• **THE REQUEST**
Copy out the listing that follows exactly, dropping every picture.

Dataset records:

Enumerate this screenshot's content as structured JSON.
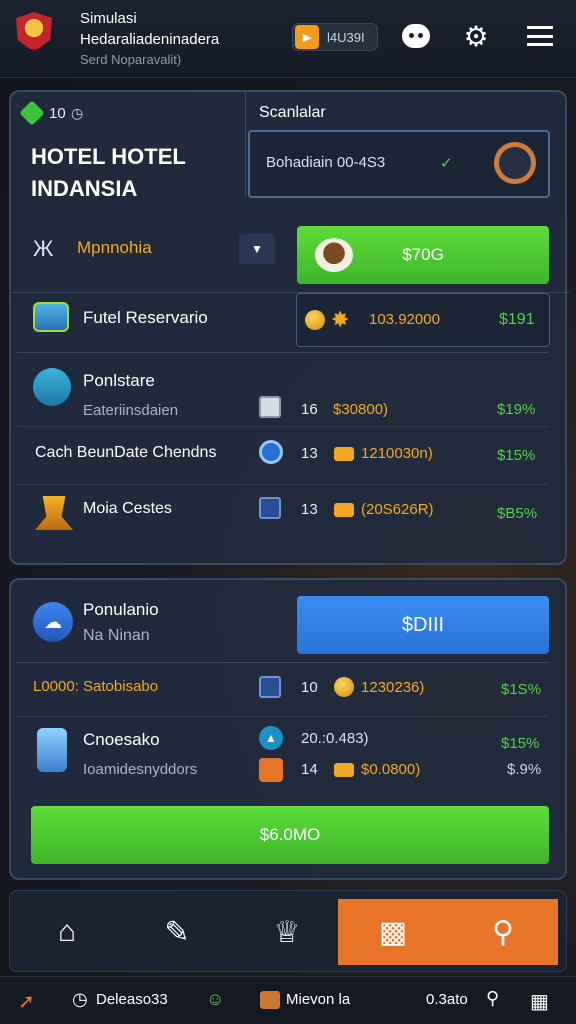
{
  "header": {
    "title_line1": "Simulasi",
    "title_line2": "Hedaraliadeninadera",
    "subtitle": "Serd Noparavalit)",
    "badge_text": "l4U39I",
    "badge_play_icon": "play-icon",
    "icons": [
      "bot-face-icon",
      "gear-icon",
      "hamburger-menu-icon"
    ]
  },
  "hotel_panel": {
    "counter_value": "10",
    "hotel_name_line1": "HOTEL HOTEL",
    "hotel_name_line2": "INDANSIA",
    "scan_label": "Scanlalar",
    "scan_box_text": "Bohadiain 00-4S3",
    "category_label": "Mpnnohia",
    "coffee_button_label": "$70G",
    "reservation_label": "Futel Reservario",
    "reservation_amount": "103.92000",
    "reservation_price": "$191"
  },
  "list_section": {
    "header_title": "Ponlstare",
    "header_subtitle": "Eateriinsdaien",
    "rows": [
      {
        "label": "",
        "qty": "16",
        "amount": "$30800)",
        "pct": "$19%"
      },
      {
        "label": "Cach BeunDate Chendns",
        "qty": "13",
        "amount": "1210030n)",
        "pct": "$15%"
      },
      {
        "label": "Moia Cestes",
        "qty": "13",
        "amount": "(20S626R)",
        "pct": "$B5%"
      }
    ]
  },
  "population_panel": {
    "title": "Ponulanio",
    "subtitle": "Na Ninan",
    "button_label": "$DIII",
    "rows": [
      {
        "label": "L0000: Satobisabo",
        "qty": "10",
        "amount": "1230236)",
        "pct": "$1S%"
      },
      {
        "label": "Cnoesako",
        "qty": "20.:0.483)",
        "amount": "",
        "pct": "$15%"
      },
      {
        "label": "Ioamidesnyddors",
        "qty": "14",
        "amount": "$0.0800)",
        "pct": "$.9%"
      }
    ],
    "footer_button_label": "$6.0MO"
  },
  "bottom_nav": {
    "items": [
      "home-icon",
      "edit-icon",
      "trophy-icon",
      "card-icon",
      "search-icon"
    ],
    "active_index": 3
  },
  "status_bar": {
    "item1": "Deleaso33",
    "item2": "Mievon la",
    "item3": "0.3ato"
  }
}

• **ANSWER TO THE TASK**
Enumerate this screenshot's content as structured JSON.
{
  "header": {
    "title_line1": "Simulasi",
    "title_line2": "Hedaraliadeninadera",
    "subtitle": "Serd Noparavalit)",
    "badge_text": "l4U39I",
    "badge_play_icon": "play-icon",
    "icons": [
      "bot-face-icon",
      "gear-icon",
      "hamburger-menu-icon"
    ]
  },
  "hotel_panel": {
    "counter_value": "10",
    "hotel_name_line1": "HOTEL HOTEL",
    "hotel_name_line2": "INDANSIA",
    "scan_label": "Scanlalar",
    "scan_box_text": "Bohadiain 00-4S3",
    "category_label": "Mpnnohia",
    "coffee_button_label": "$70G",
    "reservation_label": "Futel Reservario",
    "reservation_amount": "103.92000",
    "reservation_price": "$191"
  },
  "list_section": {
    "header_title": "Ponlstare",
    "header_subtitle": "Eateriinsdaien",
    "rows": [
      {
        "label": "",
        "qty": "16",
        "amount": "$30800)",
        "pct": "$19%"
      },
      {
        "label": "Cach BeunDate Chendns",
        "qty": "13",
        "amount": "1210030n)",
        "pct": "$15%"
      },
      {
        "label": "Moia Cestes",
        "qty": "13",
        "amount": "(20S626R)",
        "pct": "$B5%"
      }
    ]
  },
  "population_panel": {
    "title": "Ponulanio",
    "subtitle": "Na Ninan",
    "button_label": "$DIII",
    "rows": [
      {
        "label": "L0000: Satobisabo",
        "qty": "10",
        "amount": "1230236)",
        "pct": "$1S%"
      },
      {
        "label": "Cnoesako",
        "qty": "20.:0.483)",
        "amount": "",
        "pct": "$15%"
      },
      {
        "label": "Ioamidesnyddors",
        "qty": "14",
        "amount": "$0.0800)",
        "pct": "$.9%"
      }
    ],
    "footer_button_label": "$6.0MO"
  },
  "bottom_nav": {
    "items": [
      "home-icon",
      "edit-icon",
      "trophy-icon",
      "card-icon",
      "search-icon"
    ],
    "active_index": 3
  },
  "status_bar": {
    "item1": "Deleaso33",
    "item2": "Mievon la",
    "item3": "0.3ato"
  }
}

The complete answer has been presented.